- JOB
From the listing that follows, output everything exactly except the pictures.

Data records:
********************

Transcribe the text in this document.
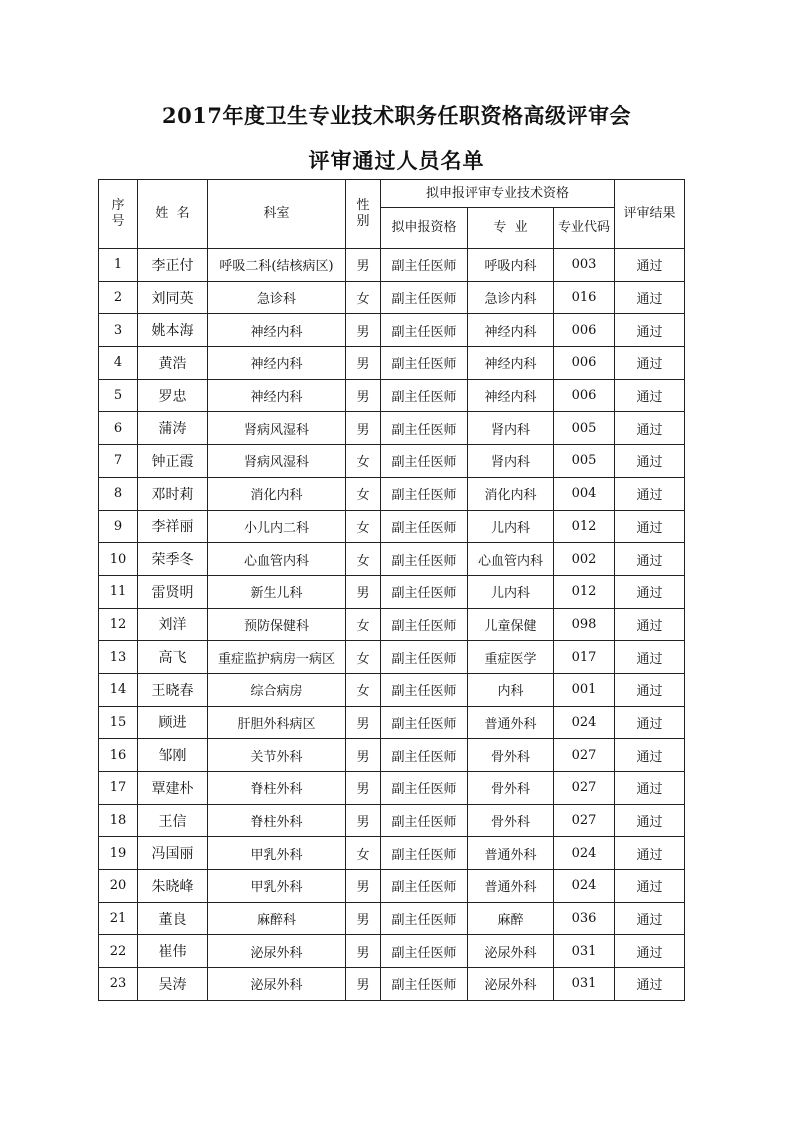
2017年度卫生专业技术职务任职资格高级评审会
评审通过人员名单
序号	姓  名	科室	性别	拟申报评审专业技术资格			评审结果
				拟申报资格	专  业	专业代码	

1	李正付	呼吸二科(结核病区)	男	副主任医师	呼吸内科	003	通过
2	刘同英	急诊科	女	副主任医师	急诊内科	016	通过
3	姚本海	神经内科	男	副主任医师	神经内科	006	通过
4	黄浩	神经内科	男	副主任医师	神经内科	006	通过
5	罗忠	神经内科	男	副主任医师	神经内科	006	通过
6	蒲涛	肾病风湿科	男	副主任医师	肾内科	005	通过
7	钟正霞	肾病风湿科	女	副主任医师	肾内科	005	通过
8	邓时莉	消化内科	女	副主任医师	消化内科	004	通过
9	李祥丽	小儿内二科	女	副主任医师	儿内科	012	通过
10	荣季冬	心血管内科	女	副主任医师	心血管内科	002	通过
11	雷贤明	新生儿科	男	副主任医师	儿内科	012	通过
12	刘洋	预防保健科	女	副主任医师	儿童保健	098	通过
13	高飞	重症监护病房一病区	女	副主任医师	重症医学	017	通过
14	王晓春	综合病房	女	副主任医师	内科	001	通过
15	顾进	肝胆外科病区	男	副主任医师	普通外科	024	通过
16	邹刚	关节外科	男	副主任医师	骨外科	027	通过
17	覃建朴	脊柱外科	男	副主任医师	骨外科	027	通过
18	王信	脊柱外科	男	副主任医师	骨外科	027	通过
19	冯国丽	甲乳外科	女	副主任医师	普通外科	024	通过
20	朱晓峰	甲乳外科	男	副主任医师	普通外科	024	通过
21	董良	麻醉科	男	副主任医师	麻醉	036	通过
22	崔伟	泌尿外科	男	副主任医师	泌尿外科	031	通过
23	吴涛	泌尿外科	男	副主任医师	泌尿外科	031	通过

********************

- EXERCISE OUTPUT
Transcribe the text in this document.
2017年度卫生专业技术职务任职资格高级评审会
评审通过人员名单
序号	姓  名	科室	性别	拟申报评审专业技术资格			评审结果
				拟申报资格	专  业	专业代码	

1	李正付	呼吸二科(结核病区)	男	副主任医师	呼吸内科	003	通过
2	刘同英	急诊科	女	副主任医师	急诊内科	016	通过
3	姚本海	神经内科	男	副主任医师	神经内科	006	通过
4	黄浩	神经内科	男	副主任医师	神经内科	006	通过
5	罗忠	神经内科	男	副主任医师	神经内科	006	通过
6	蒲涛	肾病风湿科	男	副主任医师	肾内科	005	通过
7	钟正霞	肾病风湿科	女	副主任医师	肾内科	005	通过
8	邓时莉	消化内科	女	副主任医师	消化内科	004	通过
9	李祥丽	小儿内二科	女	副主任医师	儿内科	012	通过
10	荣季冬	心血管内科	女	副主任医师	心血管内科	002	通过
11	雷贤明	新生儿科	男	副主任医师	儿内科	012	通过
12	刘洋	预防保健科	女	副主任医师	儿童保健	098	通过
13	高飞	重症监护病房一病区	女	副主任医师	重症医学	017	通过
14	王晓春	综合病房	女	副主任医师	内科	001	通过
15	顾进	肝胆外科病区	男	副主任医师	普通外科	024	通过
16	邹刚	关节外科	男	副主任医师	骨外科	027	通过
17	覃建朴	脊柱外科	男	副主任医师	骨外科	027	通过
18	王信	脊柱外科	男	副主任医师	骨外科	027	通过
19	冯国丽	甲乳外科	女	副主任医师	普通外科	024	通过
20	朱晓峰	甲乳外科	男	副主任医师	普通外科	024	通过
21	董良	麻醉科	男	副主任医师	麻醉	036	通过
22	崔伟	泌尿外科	男	副主任医师	泌尿外科	031	通过
23	吴涛	泌尿外科	男	副主任医师	泌尿外科	031	通过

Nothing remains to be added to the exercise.